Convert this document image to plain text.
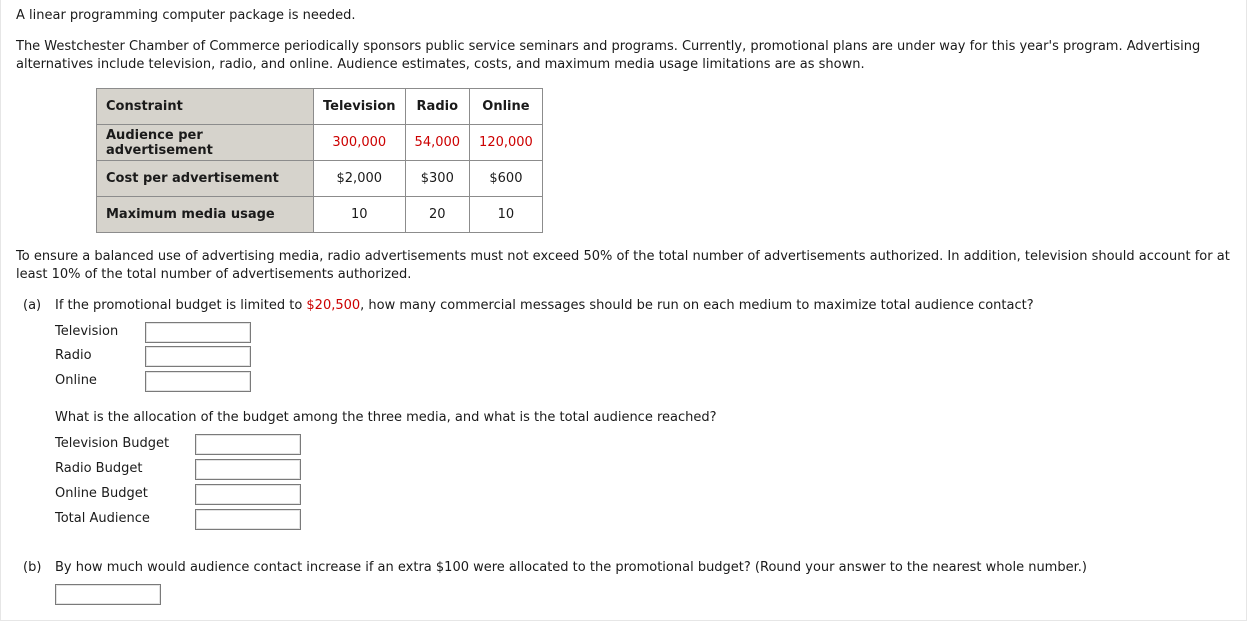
A linear programming computer package is needed.
The Westchester Chamber of Commerce periodically sponsors public service seminars and programs. Currently, promotional plans are under way for this year's program. Advertising alternatives include television, radio, and online. Audience estimates, costs, and maximum media usage limitations are as shown.
Constraint	Television	Radio	Online
Audience per advertisement	300,000	54,000	120,000
Cost per advertisement	$2,000	$300	$600
Maximum media usage	10	20	10
To ensure a balanced use of advertising media, radio advertisements must not exceed 50% of the total number of advertisements authorized. In addition, television should account for at least 10% of the total number of advertisements authorized.
(a) If the promotional budget is limited to $20,500, how many commercial messages should be run on each medium to maximize total audience contact?
Television
Radio
Online
What is the allocation of the budget among the three media, and what is the total audience reached?
Television Budget
Radio Budget
Online Budget
Total Audience
(b) By how much would audience contact increase if an extra $100 were allocated to the promotional budget? (Round your answer to the nearest whole number.)
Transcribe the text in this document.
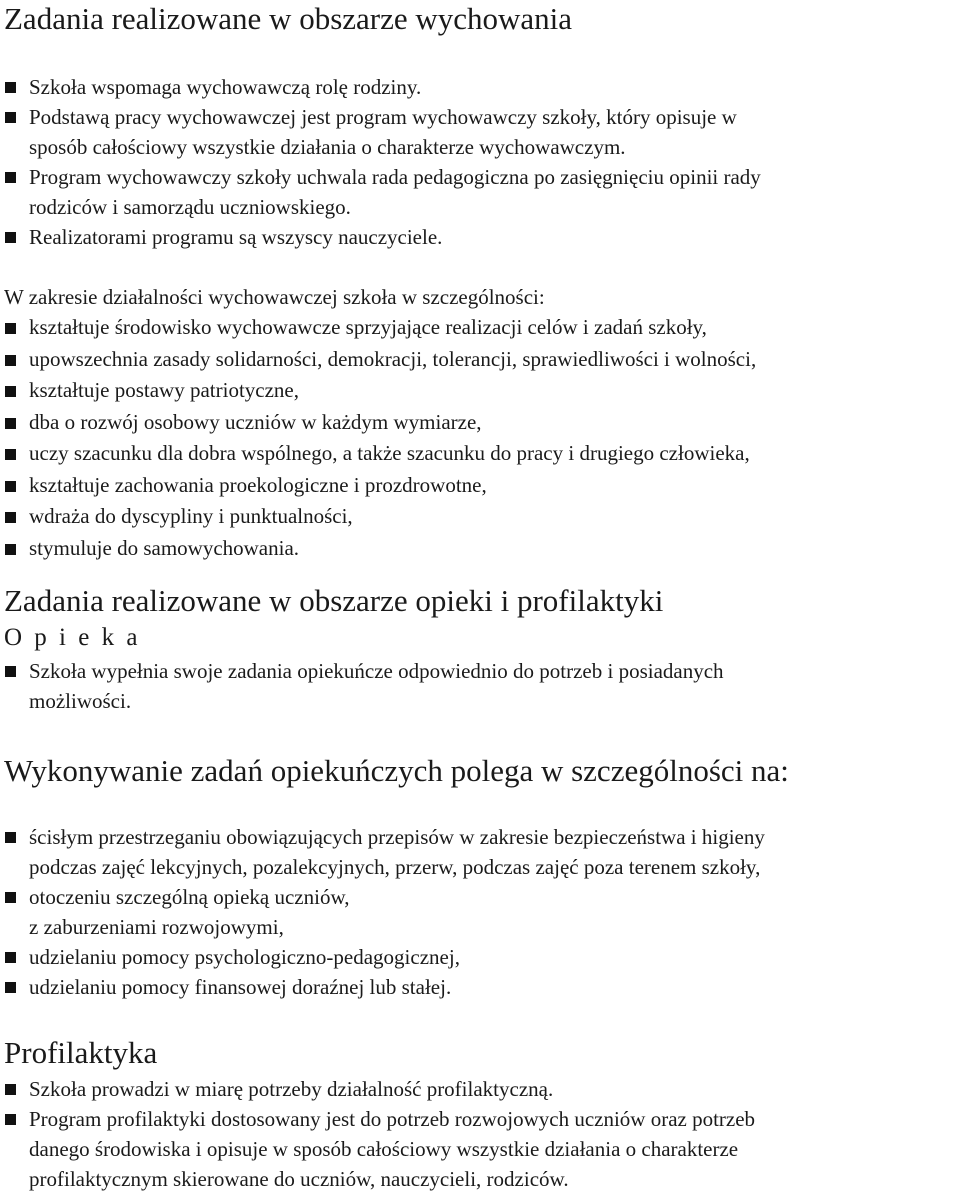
Zadania realizowane w obszarze wychowania
Szkoła wspomaga wychowawczą rolę rodziny.
Podstawą pracy wychowawczej jest program wychowawczy szkoły, który opisuje w
sposób całościowy wszystkie działania o charakterze wychowawczym.
Program wychowawczy szkoły uchwala rada pedagogiczna po zasięgnięciu opinii rady
rodziców i samorządu uczniowskiego.
Realizatorami programu są wszyscy nauczyciele.

W zakresie działalności wychowawczej szkoła w szczególności:

kształtuje środowisko wychowawcze sprzyjające realizacji celów i zadań szkoły,
upowszechnia zasady solidarności, demokracji, tolerancji, sprawiedliwości i wolności,
kształtuje postawy patriotyczne,
dba o rozwój osobowy uczniów w każdym wymiarze,
uczy szacunku dla dobra wspólnego, a także szacunku do pracy i drugiego człowieka,
kształtuje zachowania proekologiczne i prozdrowotne,
wdraża do dyscypliny i punktualności,
stymuluje do samowychowania.
Zadania realizowane w obszarze opieki i profilaktyki
O p i e k a
Szkoła wypełnia swoje zadania opiekuńcze odpowiednio do potrzeb i posiadanych
możliwości.
Wykonywanie zadań opiekuńczych polega w szczególności na:
ścisłym przestrzeganiu obowiązujących przepisów w zakresie bezpieczeństwa i higieny
podczas zajęć lekcyjnych, pozalekcyjnych, przerw, podczas zajęć poza terenem szkoły,
otoczeniu szczególną opieką uczniów,
z zaburzeniami rozwojowymi,
udzielaniu pomocy psychologiczno-pedagogicznej,
udzielaniu pomocy finansowej doraźnej lub stałej.
Profilaktyka
Szkoła prowadzi w miarę potrzeby działalność profilaktyczną.
Program profilaktyki dostosowany jest do potrzeb rozwojowych uczniów oraz potrzeb
danego środowiska i opisuje w sposób całościowy wszystkie działania o charakterze
profilaktycznym skierowane do uczniów, nauczycieli, rodziców.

= Exercise details =
Print all entries exactly. The images do not belong in the copy.

= Answer to this exercise =
Convert this document image to plain text.
A linear programming computer package is needed.
The Westchester Chamber of Commerce periodically sponsors public service seminars and programs. Currently, promotional plans are under way for this year's program. Advertising alternatives include television, radio, and online. Audience estimates, costs, and maximum media usage limitations are as shown.
Constraint	Television	Radio	Online
Audience per advertisement	300,000	54,000	120,000
Cost per advertisement	$2,000	$300	$600
Maximum media usage	10	20	10
To ensure a balanced use of advertising media, radio advertisements must not exceed 50% of the total number of advertisements authorized. In addition, television should account for at least 10% of the total number of advertisements authorized.
(a) If the promotional budget is limited to $20,500, how many commercial messages should be run on each medium to maximize total audience contact?
Television
Radio
Online
What is the allocation of the budget among the three media, and what is the total audience reached?
Television Budget
Radio Budget
Online Budget
Total Audience
(b) By how much would audience contact increase if an extra $100 were allocated to the promotional budget? (Round your answer to the nearest whole number.)
Transcribe the text in this document.
Zadania realizowane w obszarze wychowania
Szkoła wspomaga wychowawczą rolę rodziny.
Podstawą pracy wychowawczej jest program wychowawczy szkoły, który opisuje w
sposób całościowy wszystkie działania o charakterze wychowawczym.
Program wychowawczy szkoły uchwala rada pedagogiczna po zasięgnięciu opinii rady
rodziców i samorządu uczniowskiego.
Realizatorami programu są wszyscy nauczyciele.

W zakresie działalności wychowawczej szkoła w szczególności:

kształtuje środowisko wychowawcze sprzyjające realizacji celów i zadań szkoły,
upowszechnia zasady solidarności, demokracji, tolerancji, sprawiedliwości i wolności,
kształtuje postawy patriotyczne,
dba o rozwój osobowy uczniów w każdym wymiarze,
uczy szacunku dla dobra wspólnego, a także szacunku do pracy i drugiego człowieka,
kształtuje zachowania proekologiczne i prozdrowotne,
wdraża do dyscypliny i punktualności,
stymuluje do samowychowania.
Zadania realizowane w obszarze opieki i profilaktyki
O p i e k a
Szkoła wypełnia swoje zadania opiekuńcze odpowiednio do potrzeb i posiadanych
możliwości.
Wykonywanie zadań opiekuńczych polega w szczególności na:
ścisłym przestrzeganiu obowiązujących przepisów w zakresie bezpieczeństwa i higieny
podczas zajęć lekcyjnych, pozalekcyjnych, przerw, podczas zajęć poza terenem szkoły,
otoczeniu szczególną opieką uczniów,
z zaburzeniami rozwojowymi,
udzielaniu pomocy psychologiczno-pedagogicznej,
udzielaniu pomocy finansowej doraźnej lub stałej.
Profilaktyka
Szkoła prowadzi w miarę potrzeby działalność profilaktyczną.
Program profilaktyki dostosowany jest do potrzeb rozwojowych uczniów oraz potrzeb
danego środowiska i opisuje w sposób całościowy wszystkie działania o charakterze
profilaktycznym skierowane do uczniów, nauczycieli, rodziców.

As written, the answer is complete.